■ Text segment
Other People’s Possessions

Writing Prompt:  We were handed a big bunch of index cards, blank side up, and told to choose one like we would from a deck of cards.  Written on each one was a different opening sentence and the exercise was to use the opening sentence as the start of your writing.  I turned my card over and the opening sentence was “Mama had always had a love for other people’s possessions.”  As in previous exercises, this is a mixture of real life memories combined with fiction.  So here’s my writing from this prompt:

Mama had always had a love for other people’s possessions.  For many years I thought this was perhaps a reaction to having to live on such a tight budget as a wife and mother.  It would be easy to envy the things others seemed to acquire so easily when even new curtains must be planned and saved for; Popular Clubs run; and Freese’s Department store trading stamps put into service for years so a little of the budget could be set aside.

As Mama lay in her hospital room last night though, my aunt and I spoke in hushed whispers about how she had always, even as a child, thought aunty received the better presents, the nicer shoes, and the prettier dresses.

As we spoke, the kaleidoscope of my mind’s eye shifted.  Cause and effect started clicking like an elaborate display of dominoes falling to reveal their patterns – appearing to be a new pattern while in fact having been there all along, just waiting to be revealed.

We talked about how their mother’s first husband had been killed by lightening while talking on the phone.  We talked about how their mother never went further than the yard’s edge.  We talked about their alcoholic father and helping their mother keep a late night watch for him to come home, in case help was needed to make the final few steps across the dooryard.

Mama has always had a love for other people’s possessions because they were solid, and a security of a sort. Surely the possessions belonging to other people were given freely and with joy and so could be appreciated.  They weren’t tainted with fear and uncertainty dulling the polish on the new shoes, or tarnishing the silver that should have been gold.  Other people’s possessions are a wonderful focal point for life’s bitterness and disappointments, losses and shortcomings.

Ah, how much better might life be if rather than loving other people’s possessions, we instead loved that the people who have them can take delight in them, while we focus with gratitude on the people, talents and beauty that already exists around us.

■ Document understanding data
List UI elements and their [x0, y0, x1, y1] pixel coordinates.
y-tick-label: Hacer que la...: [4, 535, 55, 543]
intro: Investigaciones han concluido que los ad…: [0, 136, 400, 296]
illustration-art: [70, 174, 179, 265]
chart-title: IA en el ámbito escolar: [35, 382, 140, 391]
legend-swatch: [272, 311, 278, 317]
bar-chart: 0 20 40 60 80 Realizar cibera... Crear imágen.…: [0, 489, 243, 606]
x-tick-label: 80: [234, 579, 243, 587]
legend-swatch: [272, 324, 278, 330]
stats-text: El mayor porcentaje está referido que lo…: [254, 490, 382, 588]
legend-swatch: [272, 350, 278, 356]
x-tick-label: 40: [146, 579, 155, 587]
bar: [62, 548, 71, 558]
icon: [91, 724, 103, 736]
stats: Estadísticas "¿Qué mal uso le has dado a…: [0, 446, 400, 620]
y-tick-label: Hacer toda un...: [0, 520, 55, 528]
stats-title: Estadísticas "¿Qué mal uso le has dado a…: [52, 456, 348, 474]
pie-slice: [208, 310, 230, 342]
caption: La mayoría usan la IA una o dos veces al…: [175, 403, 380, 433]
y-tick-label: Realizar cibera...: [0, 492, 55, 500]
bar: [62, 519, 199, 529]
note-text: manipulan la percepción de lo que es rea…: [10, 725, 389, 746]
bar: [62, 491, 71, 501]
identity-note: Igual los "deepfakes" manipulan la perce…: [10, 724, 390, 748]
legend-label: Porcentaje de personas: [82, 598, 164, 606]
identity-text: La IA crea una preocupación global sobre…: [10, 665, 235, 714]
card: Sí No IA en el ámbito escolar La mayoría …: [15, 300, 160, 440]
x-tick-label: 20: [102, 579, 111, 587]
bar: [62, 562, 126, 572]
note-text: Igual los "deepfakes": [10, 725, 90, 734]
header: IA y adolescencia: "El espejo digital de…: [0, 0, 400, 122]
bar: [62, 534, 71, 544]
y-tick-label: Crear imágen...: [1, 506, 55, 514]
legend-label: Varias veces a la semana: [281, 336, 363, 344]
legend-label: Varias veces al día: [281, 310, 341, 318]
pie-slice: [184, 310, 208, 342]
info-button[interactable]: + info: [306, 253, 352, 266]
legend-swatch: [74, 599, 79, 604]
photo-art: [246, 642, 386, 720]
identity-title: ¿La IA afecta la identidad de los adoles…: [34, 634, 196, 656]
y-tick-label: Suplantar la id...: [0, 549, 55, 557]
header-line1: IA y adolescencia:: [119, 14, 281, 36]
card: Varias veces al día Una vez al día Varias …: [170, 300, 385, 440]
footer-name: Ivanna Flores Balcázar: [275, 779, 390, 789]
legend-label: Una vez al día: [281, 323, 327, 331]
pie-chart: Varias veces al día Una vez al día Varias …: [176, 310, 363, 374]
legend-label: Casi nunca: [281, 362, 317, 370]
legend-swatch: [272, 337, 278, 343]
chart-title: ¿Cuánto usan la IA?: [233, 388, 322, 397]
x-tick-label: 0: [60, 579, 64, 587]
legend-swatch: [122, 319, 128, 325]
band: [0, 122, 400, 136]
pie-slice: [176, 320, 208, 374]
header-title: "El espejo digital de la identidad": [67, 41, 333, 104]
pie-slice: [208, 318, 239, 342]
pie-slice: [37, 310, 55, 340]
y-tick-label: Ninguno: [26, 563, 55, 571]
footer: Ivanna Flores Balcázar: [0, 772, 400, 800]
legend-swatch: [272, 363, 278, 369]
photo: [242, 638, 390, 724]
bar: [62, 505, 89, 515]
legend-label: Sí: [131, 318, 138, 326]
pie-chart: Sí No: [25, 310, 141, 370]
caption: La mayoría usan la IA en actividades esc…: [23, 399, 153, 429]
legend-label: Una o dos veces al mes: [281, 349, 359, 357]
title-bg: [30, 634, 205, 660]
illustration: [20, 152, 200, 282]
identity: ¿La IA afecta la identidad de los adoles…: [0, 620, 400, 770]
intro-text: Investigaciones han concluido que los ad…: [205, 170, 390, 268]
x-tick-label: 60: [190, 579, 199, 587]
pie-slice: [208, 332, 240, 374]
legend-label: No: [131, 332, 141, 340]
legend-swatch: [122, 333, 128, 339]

■ Activity 1
For the piece on other people's possessions, decide whether each statement agrees with the text. Answer yes or no and quote the deciding words.
(a) The opening sentence came from an index card.
(b) The writing is entirely fiction.
(c) Their mother's first husband died in a car accident.
■ Activity 2
Please explain, in one to three sentences, the reason the piece on other people's possessions gives for why Mama loved other people's possessions.
■ Activity 3
Answer these questions from the piece on other people's possessions.
(a) Whose trading stamps helped the family set aside part of the budget?
(b) Where was Mama lying last night?
(c) How far did their mother ever go from home?

■ Expected answer 1
(a) Yes: "We were handed a big bunch of index cards" and "Written on each one was a different opening sentence"
(b) No: "this is a mixture of real life memories combined with fiction."
(c) No: "had been killed by lightening while talking on the phone."

■ Expected answer 2
Mama loved other people's possessions because they were solid and gave a kind of security. They seemed given freely and with joy, so she could appreciate them. They were not tainted with fear and uncertainty.

■ Expected answer 3
(a) Freese's Department store's
(b) In her hospital room
(c) Never further than the yard's edge